» Task prompt:
Each entry below should be reproduced character for character.

=-=-=

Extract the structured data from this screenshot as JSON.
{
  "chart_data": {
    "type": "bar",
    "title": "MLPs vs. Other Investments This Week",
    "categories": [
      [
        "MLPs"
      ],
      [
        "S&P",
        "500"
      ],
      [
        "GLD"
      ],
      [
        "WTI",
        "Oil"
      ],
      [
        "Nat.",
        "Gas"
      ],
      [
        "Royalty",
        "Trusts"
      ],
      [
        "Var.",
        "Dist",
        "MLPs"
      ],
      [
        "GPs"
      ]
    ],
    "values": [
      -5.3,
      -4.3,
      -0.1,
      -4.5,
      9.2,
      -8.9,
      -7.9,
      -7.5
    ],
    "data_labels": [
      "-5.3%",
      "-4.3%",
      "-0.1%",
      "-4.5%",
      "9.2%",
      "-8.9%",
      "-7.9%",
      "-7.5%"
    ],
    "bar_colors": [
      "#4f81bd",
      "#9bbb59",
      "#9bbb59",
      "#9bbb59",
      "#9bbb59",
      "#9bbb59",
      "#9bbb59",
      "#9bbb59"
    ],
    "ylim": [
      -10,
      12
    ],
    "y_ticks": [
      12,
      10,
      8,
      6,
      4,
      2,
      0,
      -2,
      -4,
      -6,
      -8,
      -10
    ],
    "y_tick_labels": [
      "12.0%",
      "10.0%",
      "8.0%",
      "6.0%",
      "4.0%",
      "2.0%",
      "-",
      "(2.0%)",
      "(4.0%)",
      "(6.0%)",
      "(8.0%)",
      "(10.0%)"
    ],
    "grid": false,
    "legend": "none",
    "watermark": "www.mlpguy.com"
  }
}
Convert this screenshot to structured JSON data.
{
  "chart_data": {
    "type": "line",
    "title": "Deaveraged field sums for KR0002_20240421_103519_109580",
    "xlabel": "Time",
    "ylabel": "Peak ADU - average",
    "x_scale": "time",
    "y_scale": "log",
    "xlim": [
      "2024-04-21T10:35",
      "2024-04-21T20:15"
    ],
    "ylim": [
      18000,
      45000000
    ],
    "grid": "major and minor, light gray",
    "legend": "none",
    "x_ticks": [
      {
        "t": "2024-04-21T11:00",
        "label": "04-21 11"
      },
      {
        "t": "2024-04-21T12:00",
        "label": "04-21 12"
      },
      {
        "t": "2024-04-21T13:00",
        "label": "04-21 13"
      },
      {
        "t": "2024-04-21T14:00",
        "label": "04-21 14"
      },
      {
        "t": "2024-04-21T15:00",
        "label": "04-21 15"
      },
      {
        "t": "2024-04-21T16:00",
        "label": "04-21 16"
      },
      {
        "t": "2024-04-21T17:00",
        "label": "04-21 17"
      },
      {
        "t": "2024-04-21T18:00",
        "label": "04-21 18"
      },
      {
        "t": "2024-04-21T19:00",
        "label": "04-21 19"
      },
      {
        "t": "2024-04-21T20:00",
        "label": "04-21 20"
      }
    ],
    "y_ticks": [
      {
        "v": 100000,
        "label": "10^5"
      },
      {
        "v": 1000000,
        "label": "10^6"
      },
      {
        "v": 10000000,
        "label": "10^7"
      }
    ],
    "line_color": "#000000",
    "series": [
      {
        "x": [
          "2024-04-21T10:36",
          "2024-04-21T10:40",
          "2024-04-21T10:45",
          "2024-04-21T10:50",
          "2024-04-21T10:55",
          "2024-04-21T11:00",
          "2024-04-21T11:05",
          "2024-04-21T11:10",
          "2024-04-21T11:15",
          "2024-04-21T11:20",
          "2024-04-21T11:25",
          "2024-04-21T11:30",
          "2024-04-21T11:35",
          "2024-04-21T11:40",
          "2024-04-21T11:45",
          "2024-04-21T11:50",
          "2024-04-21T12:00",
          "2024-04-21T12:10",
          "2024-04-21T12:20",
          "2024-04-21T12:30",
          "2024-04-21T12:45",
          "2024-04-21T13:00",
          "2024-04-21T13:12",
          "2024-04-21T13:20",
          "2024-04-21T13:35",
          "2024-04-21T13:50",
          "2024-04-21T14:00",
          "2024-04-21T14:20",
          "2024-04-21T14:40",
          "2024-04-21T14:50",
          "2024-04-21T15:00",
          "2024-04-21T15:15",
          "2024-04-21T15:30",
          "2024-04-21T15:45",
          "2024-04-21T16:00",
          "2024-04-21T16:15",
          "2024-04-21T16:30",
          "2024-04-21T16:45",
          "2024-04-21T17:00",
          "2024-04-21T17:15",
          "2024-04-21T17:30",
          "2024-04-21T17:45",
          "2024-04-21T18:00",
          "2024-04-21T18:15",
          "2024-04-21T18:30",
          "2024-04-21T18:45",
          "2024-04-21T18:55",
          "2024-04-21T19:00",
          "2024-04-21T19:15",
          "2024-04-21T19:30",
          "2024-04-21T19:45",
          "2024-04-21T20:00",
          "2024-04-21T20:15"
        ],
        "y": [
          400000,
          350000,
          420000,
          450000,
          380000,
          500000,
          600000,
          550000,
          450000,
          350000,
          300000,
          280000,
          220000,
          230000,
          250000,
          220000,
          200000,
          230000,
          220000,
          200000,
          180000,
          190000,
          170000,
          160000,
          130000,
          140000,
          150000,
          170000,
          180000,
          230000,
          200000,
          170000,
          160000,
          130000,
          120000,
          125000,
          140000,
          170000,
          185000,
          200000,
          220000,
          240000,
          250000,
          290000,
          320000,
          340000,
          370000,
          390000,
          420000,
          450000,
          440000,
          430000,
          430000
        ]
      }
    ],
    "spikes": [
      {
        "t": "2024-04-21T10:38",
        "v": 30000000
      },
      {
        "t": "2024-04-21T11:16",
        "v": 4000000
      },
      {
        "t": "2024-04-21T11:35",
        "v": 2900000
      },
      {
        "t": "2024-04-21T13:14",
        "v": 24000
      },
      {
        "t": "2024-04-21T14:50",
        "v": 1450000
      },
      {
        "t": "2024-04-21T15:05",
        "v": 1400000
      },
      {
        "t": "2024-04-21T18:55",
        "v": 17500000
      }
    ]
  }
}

=-=-=

» Answer to the task:
Extract the structured data from this screenshot as JSON.
{
  "chart_data": {
    "type": "bar",
    "title": "MLPs vs. Other Investments This Week",
    "categories": [
      [
        "MLPs"
      ],
      [
        "S&P",
        "500"
      ],
      [
        "GLD"
      ],
      [
        "WTI",
        "Oil"
      ],
      [
        "Nat.",
        "Gas"
      ],
      [
        "Royalty",
        "Trusts"
      ],
      [
        "Var.",
        "Dist",
        "MLPs"
      ],
      [
        "GPs"
      ]
    ],
    "values": [
      -5.3,
      -4.3,
      -0.1,
      -4.5,
      9.2,
      -8.9,
      -7.9,
      -7.5
    ],
    "data_labels": [
      "-5.3%",
      "-4.3%",
      "-0.1%",
      "-4.5%",
      "9.2%",
      "-8.9%",
      "-7.9%",
      "-7.5%"
    ],
    "bar_colors": [
      "#4f81bd",
      "#9bbb59",
      "#9bbb59",
      "#9bbb59",
      "#9bbb59",
      "#9bbb59",
      "#9bbb59",
      "#9bbb59"
    ],
    "ylim": [
      -10,
      12
    ],
    "y_ticks": [
      12,
      10,
      8,
      6,
      4,
      2,
      0,
      -2,
      -4,
      -6,
      -8,
      -10
    ],
    "y_tick_labels": [
      "12.0%",
      "10.0%",
      "8.0%",
      "6.0%",
      "4.0%",
      "2.0%",
      "-",
      "(2.0%)",
      "(4.0%)",
      "(6.0%)",
      "(8.0%)",
      "(10.0%)"
    ],
    "grid": false,
    "legend": "none",
    "watermark": "www.mlpguy.com"
  }
}
Convert this screenshot to structured JSON data.
{
  "chart_data": {
    "type": "line",
    "title": "Deaveraged field sums for KR0002_20240421_103519_109580",
    "xlabel": "Time",
    "ylabel": "Peak ADU - average",
    "x_scale": "time",
    "y_scale": "log",
    "xlim": [
      "2024-04-21T10:35",
      "2024-04-21T20:15"
    ],
    "ylim": [
      18000,
      45000000
    ],
    "grid": "major and minor, light gray",
    "legend": "none",
    "x_ticks": [
      {
        "t": "2024-04-21T11:00",
        "label": "04-21 11"
      },
      {
        "t": "2024-04-21T12:00",
        "label": "04-21 12"
      },
      {
        "t": "2024-04-21T13:00",
        "label": "04-21 13"
      },
      {
        "t": "2024-04-21T14:00",
        "label": "04-21 14"
      },
      {
        "t": "2024-04-21T15:00",
        "label": "04-21 15"
      },
      {
        "t": "2024-04-21T16:00",
        "label": "04-21 16"
      },
      {
        "t": "2024-04-21T17:00",
        "label": "04-21 17"
      },
      {
        "t": "2024-04-21T18:00",
        "label": "04-21 18"
      },
      {
        "t": "2024-04-21T19:00",
        "label": "04-21 19"
      },
      {
        "t": "2024-04-21T20:00",
        "label": "04-21 20"
      }
    ],
    "y_ticks": [
      {
        "v": 100000,
        "label": "10^5"
      },
      {
        "v": 1000000,
        "label": "10^6"
      },
      {
        "v": 10000000,
        "label": "10^7"
      }
    ],
    "line_color": "#000000",
    "series": [
      {
        "x": [
          "2024-04-21T10:36",
          "2024-04-21T10:40",
          "2024-04-21T10:45",
          "2024-04-21T10:50",
          "2024-04-21T10:55",
          "2024-04-21T11:00",
          "2024-04-21T11:05",
          "2024-04-21T11:10",
          "2024-04-21T11:15",
          "2024-04-21T11:20",
          "2024-04-21T11:25",
          "2024-04-21T11:30",
          "2024-04-21T11:35",
          "2024-04-21T11:40",
          "2024-04-21T11:45",
          "2024-04-21T11:50",
          "2024-04-21T12:00",
          "2024-04-21T12:10",
          "2024-04-21T12:20",
          "2024-04-21T12:30",
          "2024-04-21T12:45",
          "2024-04-21T13:00",
          "2024-04-21T13:12",
          "2024-04-21T13:20",
          "2024-04-21T13:35",
          "2024-04-21T13:50",
          "2024-04-21T14:00",
          "2024-04-21T14:20",
          "2024-04-21T14:40",
          "2024-04-21T14:50",
          "2024-04-21T15:00",
          "2024-04-21T15:15",
          "2024-04-21T15:30",
          "2024-04-21T15:45",
          "2024-04-21T16:00",
          "2024-04-21T16:15",
          "2024-04-21T16:30",
          "2024-04-21T16:45",
          "2024-04-21T17:00",
          "2024-04-21T17:15",
          "2024-04-21T17:30",
          "2024-04-21T17:45",
          "2024-04-21T18:00",
          "2024-04-21T18:15",
          "2024-04-21T18:30",
          "2024-04-21T18:45",
          "2024-04-21T18:55",
          "2024-04-21T19:00",
          "2024-04-21T19:15",
          "2024-04-21T19:30",
          "2024-04-21T19:45",
          "2024-04-21T20:00",
          "2024-04-21T20:15"
        ],
        "y": [
          400000,
          350000,
          420000,
          450000,
          380000,
          500000,
          600000,
          550000,
          450000,
          350000,
          300000,
          280000,
          220000,
          230000,
          250000,
          220000,
          200000,
          230000,
          220000,
          200000,
          180000,
          190000,
          170000,
          160000,
          130000,
          140000,
          150000,
          170000,
          180000,
          230000,
          200000,
          170000,
          160000,
          130000,
          120000,
          125000,
          140000,
          170000,
          185000,
          200000,
          220000,
          240000,
          250000,
          290000,
          320000,
          340000,
          370000,
          390000,
          420000,
          450000,
          440000,
          430000,
          430000
        ]
      }
    ],
    "spikes": [
      {
        "t": "2024-04-21T10:38",
        "v": 30000000
      },
      {
        "t": "2024-04-21T11:16",
        "v": 4000000
      },
      {
        "t": "2024-04-21T11:35",
        "v": 2900000
      },
      {
        "t": "2024-04-21T13:14",
        "v": 24000
      },
      {
        "t": "2024-04-21T14:50",
        "v": 1450000
      },
      {
        "t": "2024-04-21T15:05",
        "v": 1400000
      },
      {
        "t": "2024-04-21T18:55",
        "v": 17500000
      }
    ]
  }
}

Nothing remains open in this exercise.